Problem requirements
Read the lines that follow and pick out every one containing the word "allele".
[start]
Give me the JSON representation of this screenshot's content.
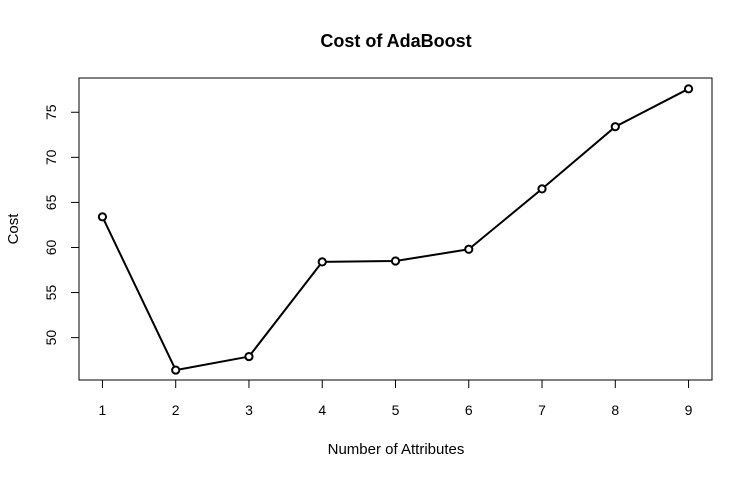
{
  "chart_data": {
    "type": "line",
    "title": "Cost of AdaBoost",
    "xlabel": "Number of Attributes",
    "ylabel": "Cost",
    "x": [
      1,
      2,
      3,
      4,
      5,
      6,
      7,
      8,
      9
    ],
    "x_ticks": [
      "1",
      "2",
      "3",
      "4",
      "5",
      "6",
      "7",
      "8",
      "9"
    ],
    "y_ticks": [
      "50",
      "55",
      "60",
      "65",
      "70",
      "75"
    ],
    "xlim": [
      0.68,
      9.32
    ],
    "ylim": [
      45.3,
      78.8
    ],
    "series": [
      {
        "values": [
          63.4,
          46.4,
          47.9,
          58.4,
          58.5,
          59.8,
          66.5,
          73.4,
          77.6
        ]
      }
    ],
    "marker": "open-circle",
    "line_color": "#000000",
    "grid": false,
    "legend": "none"
  }
}
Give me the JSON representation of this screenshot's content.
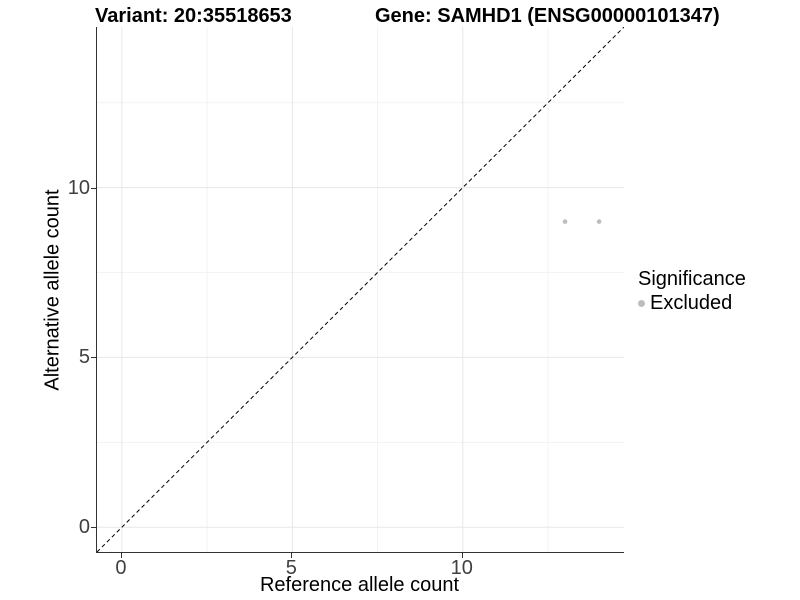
{
  "header": {
    "variant_title": "Variant: 20:35518653",
    "gene_title": "Gene: SAMHD1 (ENSG00000101347)"
  },
  "chart_data": {
    "type": "scatter",
    "title": "Variant: 20:35518653 — Gene: SAMHD1 (ENSG00000101347)",
    "xlabel": "Reference allele count",
    "ylabel": "Alternative allele count",
    "xlim": [
      -0.73,
      14.73
    ],
    "ylim": [
      -0.73,
      14.73
    ],
    "x_ticks": [
      0,
      5,
      10
    ],
    "y_ticks": [
      0,
      5,
      10
    ],
    "x_minor_ticks": [
      2.5,
      7.5,
      12.5
    ],
    "y_minor_ticks": [
      2.5,
      7.5,
      12.5
    ],
    "grid": true,
    "identity_line": {
      "slope": 1,
      "intercept": 0,
      "style": "dashed",
      "color": "#000000"
    },
    "series": [
      {
        "name": "Excluded",
        "color": "#bdbdbd",
        "points": [
          {
            "x": 13,
            "y": 9
          },
          {
            "x": 14,
            "y": 9
          }
        ]
      }
    ],
    "legend": {
      "title": "Significance",
      "position": "right",
      "entries": [
        {
          "label": "Excluded",
          "color": "#bdbdbd"
        }
      ]
    },
    "colors": {
      "grid_major": "#e7e7e7",
      "grid_minor": "#f3f3f3",
      "axis_line": "#333333",
      "tick_label": "#404040",
      "point": "#bdbdbd"
    }
  }
}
[end]
Full output
    "xlabel": "Reference allele count",
    "ylabel": "Alternative allele count",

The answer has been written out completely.